Output every line of the material exactly, omitting images.

* * * * *

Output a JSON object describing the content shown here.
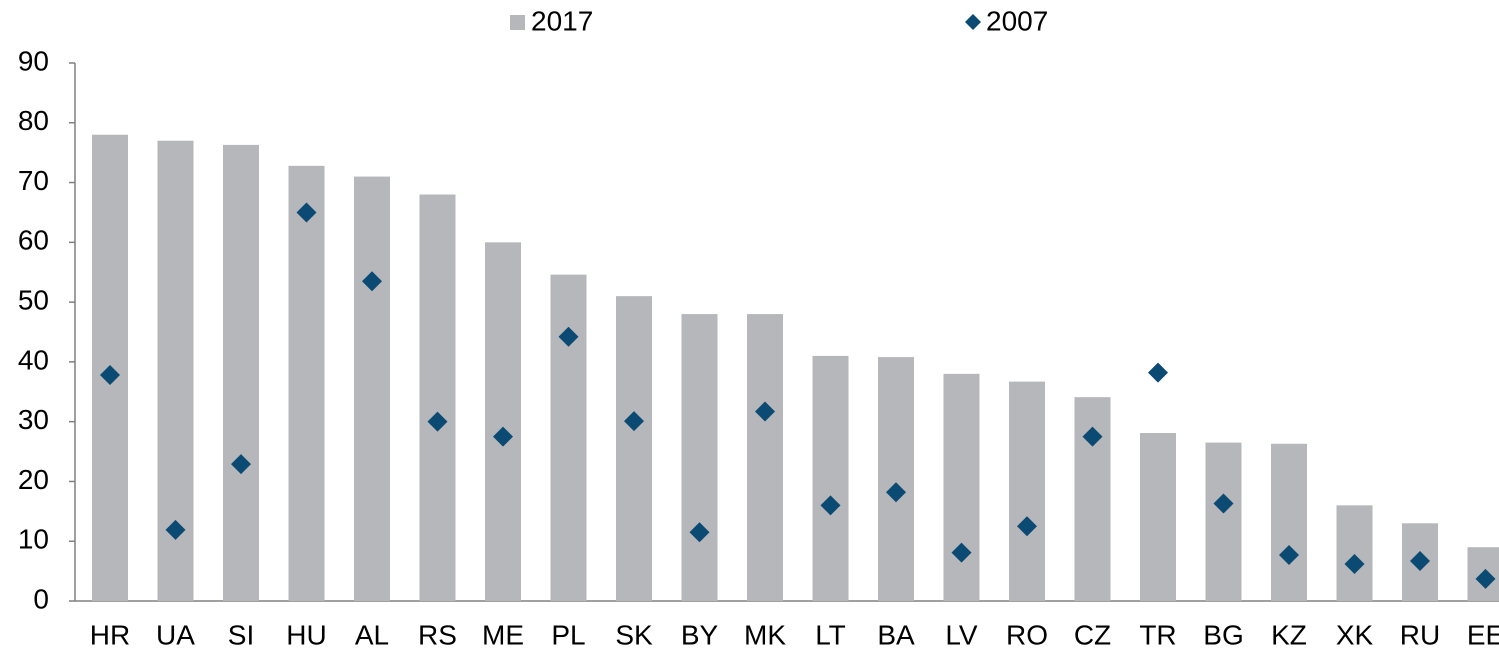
{
  "chart_data": {
    "type": "bar",
    "categories": [
      "HR",
      "UA",
      "SI",
      "HU",
      "AL",
      "RS",
      "ME",
      "PL",
      "SK",
      "BY",
      "MK",
      "LT",
      "BA",
      "LV",
      "RO",
      "CZ",
      "TR",
      "BG",
      "KZ",
      "XK",
      "RU",
      "EE"
    ],
    "series": [
      {
        "name": "2017",
        "type": "bar",
        "color": "#b6b7bb",
        "values": [
          78,
          77,
          76.3,
          72.8,
          71,
          68,
          60,
          54.6,
          51,
          48,
          48,
          41,
          40.8,
          38,
          36.7,
          34.1,
          28.1,
          26.5,
          26.3,
          16,
          13,
          9
        ]
      },
      {
        "name": "2007",
        "type": "scatter",
        "color": "#0b4a72",
        "values": [
          37.8,
          11.9,
          22.9,
          65,
          53.5,
          30,
          27.5,
          44.2,
          30.1,
          11.5,
          31.7,
          16,
          18.2,
          8.1,
          12.5,
          27.5,
          38.2,
          16.3,
          7.7,
          6.2,
          6.7,
          3.7
        ]
      }
    ],
    "ylim": [
      0,
      90
    ],
    "yticks": [
      0,
      10,
      20,
      30,
      40,
      50,
      60,
      70,
      80,
      90
    ],
    "grid": false,
    "legend": "top"
  }
}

* * * * *

■ Solution ■
Output a JSON object describing the content shown here.
{
  "chart_data": {
    "type": "bar",
    "categories": [
      "HR",
      "UA",
      "SI",
      "HU",
      "AL",
      "RS",
      "ME",
      "PL",
      "SK",
      "BY",
      "MK",
      "LT",
      "BA",
      "LV",
      "RO",
      "CZ",
      "TR",
      "BG",
      "KZ",
      "XK",
      "RU",
      "EE"
    ],
    "series": [
      {
        "name": "2017",
        "type": "bar",
        "color": "#b6b7bb",
        "values": [
          78,
          77,
          76.3,
          72.8,
          71,
          68,
          60,
          54.6,
          51,
          48,
          48,
          41,
          40.8,
          38,
          36.7,
          34.1,
          28.1,
          26.5,
          26.3,
          16,
          13,
          9
        ]
      },
      {
        "name": "2007",
        "type": "scatter",
        "color": "#0b4a72",
        "values": [
          37.8,
          11.9,
          22.9,
          65,
          53.5,
          30,
          27.5,
          44.2,
          30.1,
          11.5,
          31.7,
          16,
          18.2,
          8.1,
          12.5,
          27.5,
          38.2,
          16.3,
          7.7,
          6.2,
          6.7,
          3.7
        ]
      }
    ],
    "ylim": [
      0,
      90
    ],
    "yticks": [
      0,
      10,
      20,
      30,
      40,
      50,
      60,
      70,
      80,
      90
    ],
    "grid": false,
    "legend": "top"
  }
}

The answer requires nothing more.